[DIRECTION]:
Repeat the listing below word for word, keeping every line, character, and number unchanged.

[RAW DATA]:

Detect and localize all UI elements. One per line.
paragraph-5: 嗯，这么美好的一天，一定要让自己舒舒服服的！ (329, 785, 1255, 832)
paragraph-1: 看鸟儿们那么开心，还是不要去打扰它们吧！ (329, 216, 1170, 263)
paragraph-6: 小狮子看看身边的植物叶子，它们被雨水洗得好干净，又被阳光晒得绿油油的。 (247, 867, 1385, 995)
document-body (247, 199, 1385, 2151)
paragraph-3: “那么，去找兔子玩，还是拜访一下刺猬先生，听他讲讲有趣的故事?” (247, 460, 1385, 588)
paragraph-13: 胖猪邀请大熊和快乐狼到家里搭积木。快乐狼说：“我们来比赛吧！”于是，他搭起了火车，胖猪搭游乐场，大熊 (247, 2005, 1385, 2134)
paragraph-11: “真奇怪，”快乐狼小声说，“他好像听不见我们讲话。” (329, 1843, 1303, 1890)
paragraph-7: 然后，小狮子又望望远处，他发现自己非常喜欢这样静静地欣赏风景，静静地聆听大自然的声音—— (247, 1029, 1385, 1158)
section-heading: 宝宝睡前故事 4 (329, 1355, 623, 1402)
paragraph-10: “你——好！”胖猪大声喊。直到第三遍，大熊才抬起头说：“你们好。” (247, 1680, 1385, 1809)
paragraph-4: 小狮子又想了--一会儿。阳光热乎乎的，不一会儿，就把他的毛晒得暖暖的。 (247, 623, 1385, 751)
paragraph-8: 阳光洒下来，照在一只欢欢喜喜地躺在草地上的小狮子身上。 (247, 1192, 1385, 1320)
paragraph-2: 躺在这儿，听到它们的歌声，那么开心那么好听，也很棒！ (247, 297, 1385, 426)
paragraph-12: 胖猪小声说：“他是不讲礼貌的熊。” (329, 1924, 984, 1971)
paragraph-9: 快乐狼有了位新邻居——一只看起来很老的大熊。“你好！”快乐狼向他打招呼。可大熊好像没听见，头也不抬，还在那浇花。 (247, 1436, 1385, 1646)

[THE RESULT]:
Detect and localize all UI elements. One per line.
paragraph-5: 嗯，这么美好的一天，一定要让自己舒舒服服的！ (329, 785, 1255, 832)
paragraph-1: 看鸟儿们那么开心，还是不要去打扰它们吧！ (329, 216, 1170, 263)
paragraph-6: 小狮子看看身边的植物叶子，它们被雨水洗得好干净，又被阳光晒得绿油油的。 (247, 867, 1385, 995)
document-body (247, 199, 1385, 2151)
paragraph-3: “那么，去找兔子玩，还是拜访一下刺猬先生，听他讲讲有趣的故事?” (247, 460, 1385, 588)
paragraph-13: 胖猪邀请大熊和快乐狼到家里搭积木。快乐狼说：“我们来比赛吧！”于是，他搭起了火车，胖猪搭游乐场，大熊 (247, 2005, 1385, 2134)
paragraph-11: “真奇怪，”快乐狼小声说，“他好像听不见我们讲话。” (329, 1843, 1303, 1890)
paragraph-7: 然后，小狮子又望望远处，他发现自己非常喜欢这样静静地欣赏风景，静静地聆听大自然的声音—— (247, 1029, 1385, 1158)
section-heading: 宝宝睡前故事 4 (329, 1355, 623, 1402)
paragraph-10: “你——好！”胖猪大声喊。直到第三遍，大熊才抬起头说：“你们好。” (247, 1680, 1385, 1809)
paragraph-4: 小狮子又想了--一会儿。阳光热乎乎的，不一会儿，就把他的毛晒得暖暖的。 (247, 623, 1385, 751)
paragraph-8: 阳光洒下来，照在一只欢欢喜喜地躺在草地上的小狮子身上。 (247, 1192, 1385, 1320)
paragraph-2: 躺在这儿，听到它们的歌声，那么开心那么好听，也很棒！ (247, 297, 1385, 426)
paragraph-12: 胖猪小声说：“他是不讲礼貌的熊。” (329, 1924, 984, 1971)
paragraph-9: 快乐狼有了位新邻居——一只看起来很老的大熊。“你好！”快乐狼向他打招呼。可大熊好像没听见，头也不抬，还在那浇花。 (247, 1436, 1385, 1646)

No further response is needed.